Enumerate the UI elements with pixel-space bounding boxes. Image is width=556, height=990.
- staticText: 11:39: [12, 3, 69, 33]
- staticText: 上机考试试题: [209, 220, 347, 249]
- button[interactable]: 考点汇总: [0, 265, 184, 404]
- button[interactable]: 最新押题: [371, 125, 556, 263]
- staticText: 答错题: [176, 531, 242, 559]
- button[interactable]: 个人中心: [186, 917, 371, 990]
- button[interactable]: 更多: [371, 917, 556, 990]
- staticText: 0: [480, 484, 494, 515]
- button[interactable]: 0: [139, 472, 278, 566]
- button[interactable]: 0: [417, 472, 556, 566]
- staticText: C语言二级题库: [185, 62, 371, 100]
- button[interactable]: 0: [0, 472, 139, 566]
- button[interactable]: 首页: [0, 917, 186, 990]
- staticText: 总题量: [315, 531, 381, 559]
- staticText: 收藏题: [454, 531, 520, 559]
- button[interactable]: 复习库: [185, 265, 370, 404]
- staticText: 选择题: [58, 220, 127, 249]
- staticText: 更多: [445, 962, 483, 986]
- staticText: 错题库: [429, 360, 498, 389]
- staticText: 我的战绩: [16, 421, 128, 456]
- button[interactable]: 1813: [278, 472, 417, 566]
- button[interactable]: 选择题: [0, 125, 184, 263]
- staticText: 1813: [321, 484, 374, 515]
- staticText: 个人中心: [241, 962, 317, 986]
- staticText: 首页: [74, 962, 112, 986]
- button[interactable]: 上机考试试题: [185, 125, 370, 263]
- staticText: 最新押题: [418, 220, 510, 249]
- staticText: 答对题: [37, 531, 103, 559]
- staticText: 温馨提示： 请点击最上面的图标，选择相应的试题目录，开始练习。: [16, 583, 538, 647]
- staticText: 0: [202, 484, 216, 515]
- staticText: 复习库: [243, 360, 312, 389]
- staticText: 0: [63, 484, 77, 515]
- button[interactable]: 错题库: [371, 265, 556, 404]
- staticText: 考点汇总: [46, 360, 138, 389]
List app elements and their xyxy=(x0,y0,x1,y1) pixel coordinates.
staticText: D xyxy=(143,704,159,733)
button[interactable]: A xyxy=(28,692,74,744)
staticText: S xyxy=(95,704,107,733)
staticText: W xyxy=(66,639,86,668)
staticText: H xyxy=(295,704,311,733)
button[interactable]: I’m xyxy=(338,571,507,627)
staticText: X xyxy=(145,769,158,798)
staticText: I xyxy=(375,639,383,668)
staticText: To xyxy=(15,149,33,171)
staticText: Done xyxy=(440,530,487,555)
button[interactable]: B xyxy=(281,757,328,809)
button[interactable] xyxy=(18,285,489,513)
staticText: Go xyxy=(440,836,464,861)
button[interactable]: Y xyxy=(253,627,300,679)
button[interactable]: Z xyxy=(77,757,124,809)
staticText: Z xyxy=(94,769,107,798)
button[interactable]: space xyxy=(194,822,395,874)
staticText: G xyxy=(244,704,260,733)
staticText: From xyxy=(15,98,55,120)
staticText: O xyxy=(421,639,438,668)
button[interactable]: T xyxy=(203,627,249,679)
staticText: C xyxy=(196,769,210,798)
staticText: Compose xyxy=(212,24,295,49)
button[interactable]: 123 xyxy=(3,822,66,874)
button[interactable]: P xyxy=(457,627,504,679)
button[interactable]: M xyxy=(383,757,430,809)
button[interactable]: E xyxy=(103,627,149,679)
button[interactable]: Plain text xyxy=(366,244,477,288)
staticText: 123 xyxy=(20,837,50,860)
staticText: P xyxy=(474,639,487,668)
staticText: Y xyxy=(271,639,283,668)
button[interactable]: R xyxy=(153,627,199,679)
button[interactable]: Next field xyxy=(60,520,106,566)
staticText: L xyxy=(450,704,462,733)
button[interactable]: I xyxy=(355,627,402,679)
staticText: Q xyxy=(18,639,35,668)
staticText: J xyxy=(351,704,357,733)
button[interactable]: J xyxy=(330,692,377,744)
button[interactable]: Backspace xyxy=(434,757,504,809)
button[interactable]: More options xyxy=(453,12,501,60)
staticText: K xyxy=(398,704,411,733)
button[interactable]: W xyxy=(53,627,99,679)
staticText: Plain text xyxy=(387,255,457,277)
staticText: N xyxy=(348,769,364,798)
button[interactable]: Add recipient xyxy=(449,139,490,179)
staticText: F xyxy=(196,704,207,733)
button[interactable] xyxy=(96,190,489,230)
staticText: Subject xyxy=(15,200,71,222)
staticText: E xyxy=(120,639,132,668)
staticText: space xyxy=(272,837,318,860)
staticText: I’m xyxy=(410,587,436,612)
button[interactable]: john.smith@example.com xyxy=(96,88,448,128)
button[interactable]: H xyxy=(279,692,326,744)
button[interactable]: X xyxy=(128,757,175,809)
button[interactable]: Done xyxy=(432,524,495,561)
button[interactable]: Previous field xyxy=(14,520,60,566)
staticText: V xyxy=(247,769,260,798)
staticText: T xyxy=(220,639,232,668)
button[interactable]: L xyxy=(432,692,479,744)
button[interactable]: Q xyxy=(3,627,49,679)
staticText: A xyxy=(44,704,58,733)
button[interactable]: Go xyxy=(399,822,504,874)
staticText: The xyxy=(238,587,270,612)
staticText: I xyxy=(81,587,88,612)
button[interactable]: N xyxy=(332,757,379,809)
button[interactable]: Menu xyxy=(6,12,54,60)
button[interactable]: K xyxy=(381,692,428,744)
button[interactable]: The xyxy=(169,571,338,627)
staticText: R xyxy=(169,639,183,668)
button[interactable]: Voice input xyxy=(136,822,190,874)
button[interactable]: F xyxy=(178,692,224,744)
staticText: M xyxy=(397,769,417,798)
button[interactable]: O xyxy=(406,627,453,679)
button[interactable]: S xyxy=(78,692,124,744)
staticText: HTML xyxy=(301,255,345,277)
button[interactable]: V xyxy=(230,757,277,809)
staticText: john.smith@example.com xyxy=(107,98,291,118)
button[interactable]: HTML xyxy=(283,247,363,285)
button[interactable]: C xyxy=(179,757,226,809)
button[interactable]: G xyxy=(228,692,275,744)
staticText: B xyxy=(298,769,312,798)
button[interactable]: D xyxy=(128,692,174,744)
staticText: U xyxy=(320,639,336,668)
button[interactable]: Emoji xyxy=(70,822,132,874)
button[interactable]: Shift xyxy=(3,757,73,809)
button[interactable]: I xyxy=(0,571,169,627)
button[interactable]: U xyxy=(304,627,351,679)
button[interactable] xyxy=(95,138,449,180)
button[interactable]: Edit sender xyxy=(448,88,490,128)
##############################
Write out all of the rows above as a JSON array of strings, one string per line, with blank lines omitted.

[
  "Enumerate the UI elements with pixel-space bounding boxes. Image is width=556, height=990.",
  "- staticText: 11:39: [12, 3, 69, 33]",
  "- staticText: 上机考试试题: [209, 220, 347, 249]",
  "- button[interactable]: 考点汇总: [0, 265, 184, 404]",
  "- button[interactable]: 最新押题: [371, 125, 556, 263]",
  "- staticText: 答错题: [176, 531, 242, 559]",
  "- button[interactable]: 个人中心: [186, 917, 371, 990]",
  "- button[interactable]: 更多: [371, 917, 556, 990]",
  "- staticText: 0: [480, 484, 494, 515]",
  "- button[interactable]: 0: [139, 472, 278, 566]",
  "- button[interactable]: 0: [417, 472, 556, 566]",
  "- staticText: C语言二级题库: [185, 62, 371, 100]",
  "- button[interactable]: 0: [0, 472, 139, 566]",
  "- button[interactable]: 首页: [0, 917, 186, 990]",
  "- staticText: 总题量: [315, 531, 381, 559]",
  "- staticText: 收藏题: [454, 531, 520, 559]",
  "- button[interactable]: 复习库: [185, 265, 370, 404]",
  "- staticText: 选择题: [58, 220, 127, 249]",
  "- staticText: 更多: [445, 962, 483, 986]",
  "- staticText: 错题库: [429, 360, 498, 389]",
  "- staticText: 我的战绩: [16, 421, 128, 456]",
  "- button[interactable]: 1813: [278, 472, 417, 566]",
  "- button[interactable]: 选择题: [0, 125, 184, 263]",
  "- staticText: 1813: [321, 484, 374, 515]",
  "- staticText: 个人中心: [241, 962, 317, 986]",
  "- staticText: 首页: [74, 962, 112, 986]",
  "- button[interactable]: 上机考试试题: [185, 125, 370, 263]",
  "- staticText: 最新押题: [418, 220, 510, 249]",
  "- staticText: 答对题: [37, 531, 103, 559]",
  "- staticText: 温馨提示： 请点击最上面的图标，选择相应的试题目录，开始练习。: [16, 583, 538, 647]",
  "- staticText: 0: [202, 484, 216, 515]",
  "- staticText: 复习库: [243, 360, 312, 389]",
  "- staticText: 0: [63, 484, 77, 515]",
  "- button[interactable]: 错题库: [371, 265, 556, 404]",
  "- staticText: 考点汇总: [46, 360, 138, 389]",
  "List app elements and their xyxy=(x0,y0,x1,y1) pixel coordinates.",
  "staticText: D xyxy=(143,704,159,733)",
  "button[interactable]: A xyxy=(28,692,74,744)",
  "staticText: S xyxy=(95,704,107,733)",
  "staticText: W xyxy=(66,639,86,668)",
  "staticText: H xyxy=(295,704,311,733)",
  "button[interactable]: I’m xyxy=(338,571,507,627)",
  "staticText: X xyxy=(145,769,158,798)",
  "staticText: I xyxy=(375,639,383,668)",
  "staticText: To xyxy=(15,149,33,171)",
  "staticText: Done xyxy=(440,530,487,555)",
  "button[interactable]: B xyxy=(281,757,328,809)",
  "button[interactable] xyxy=(18,285,489,513)",
  "staticText: Go xyxy=(440,836,464,861)",
  "button[interactable]: Y xyxy=(253,627,300,679)",
  "button[interactable]: Z xyxy=(77,757,124,809)",
  "staticText: Z xyxy=(94,769,107,798)",
  "button[interactable]: space xyxy=(194,822,395,874)",
  "staticText: G xyxy=(244,704,260,733)",
  "staticText: From xyxy=(15,98,55,120)",
  "staticText: O xyxy=(421,639,438,668)",
  "button[interactable]: T xyxy=(203,627,249,679)",
  "staticText: C xyxy=(196,769,210,798)",
  "staticText: Compose xyxy=(212,24,295,49)",
  "button[interactable]: 123 xyxy=(3,822,66,874)",
  "button[interactable]: P xyxy=(457,627,504,679)",
  "button[interactable]: M xyxy=(383,757,430,809)",
  "button[interactable]: E xyxy=(103,627,149,679)",
  "button[interactable]: Plain text xyxy=(366,244,477,288)",
  "staticText: 123 xyxy=(20,837,50,860)",
  "staticText: P xyxy=(474,639,487,668)",
  "staticText: Y xyxy=(271,639,283,668)",
  "button[interactable]: R xyxy=(153,627,199,679)",
  "button[interactable]: Next field xyxy=(60,520,106,566)",
  "staticText: L xyxy=(450,704,462,733)",
  "button[interactable]: I xyxy=(355,627,402,679)",
  "staticText: Q xyxy=(18,639,35,668)",
  "staticText: J xyxy=(351,704,357,733)",
  "button[interactable]: J xyxy=(330,692,377,744)",
  "button[interactable]: Backspace xyxy=(434,757,504,809)",
  "button[interactable]: More options xyxy=(453,12,501,60)",
  "staticText: K xyxy=(398,704,411,733)",
  "button[interactable]: W xyxy=(53,627,99,679)",
  "staticText: Plain text xyxy=(387,255,457,277)",
  "staticText: N xyxy=(348,769,364,798)",
  "button[interactable]: Add recipient xyxy=(449,139,490,179)",
  "staticText: F xyxy=(196,704,207,733)",
  "button[interactable] xyxy=(96,190,489,230)",
  "staticText: Subject xyxy=(15,200,71,222)",
  "staticText: E xyxy=(120,639,132,668)",
  "staticText: space xyxy=(272,837,318,860)",
  "staticText: I’m xyxy=(410,587,436,612)",
  "button[interactable]: john.smith@example.com xyxy=(96,88,448,128)",
  "button[interactable]: H xyxy=(279,692,326,744)",
  "button[interactable]: X xyxy=(128,757,175,809)",
  "button[interactable]: Done xyxy=(432,524,495,561)",
  "button[interactable]: Previous field xyxy=(14,520,60,566)",
  "staticText: V xyxy=(247,769,260,798)",
  "staticText: T xyxy=(220,639,232,668)",
  "button[interactable]: L xyxy=(432,692,479,744)",
  "button[interactable]: Q xyxy=(3,627,49,679)",
  "staticText: A xyxy=(44,704,58,733)",
  "button[interactable]: Go xyxy=(399,822,504,874)",
  "staticText: The xyxy=(238,587,270,612)",
  "staticText: I xyxy=(81,587,88,612)",
  "button[interactable]: N xyxy=(332,757,379,809)",
  "button[interactable]: Menu xyxy=(6,12,54,60)",
  "button[interactable]: K xyxy=(381,692,428,744)",
  "button[interactable]: The xyxy=(169,571,338,627)",
  "staticText: R xyxy=(169,639,183,668)",
  "button[interactable]: Voice input xyxy=(136,822,190,874)",
  "button[interactable]: F xyxy=(178,692,224,744)",
  "staticText: M xyxy=(397,769,417,798)",
  "button[interactable]: O xyxy=(406,627,453,679)",
  "button[interactable]: S xyxy=(78,692,124,744)",
  "staticText: HTML xyxy=(301,255,345,277)",
  "button[interactable]: V xyxy=(230,757,277,809)",
  "staticText: john.smith@example.com xyxy=(107,98,291,118)",
  "button[interactable]: HTML xyxy=(283,247,363,285)",
  "button[interactable]: C xyxy=(179,757,226,809)",
  "button[interactable]: G xyxy=(228,692,275,744)",
  "staticText: B xyxy=(298,769,312,798)",
  "button[interactable]: D xyxy=(128,692,174,744)",
  "staticText: U xyxy=(320,639,336,668)",
  "button[interactable]: Emoji xyxy=(70,822,132,874)",
  "button[interactable]: Shift xyxy=(3,757,73,809)",
  "button[interactable]: I xyxy=(0,571,169,627)",
  "button[interactable]: U xyxy=(304,627,351,679)",
  "button[interactable] xyxy=(95,138,449,180)",
  "button[interactable]: Edit sender xyxy=(448,88,490,128)"
]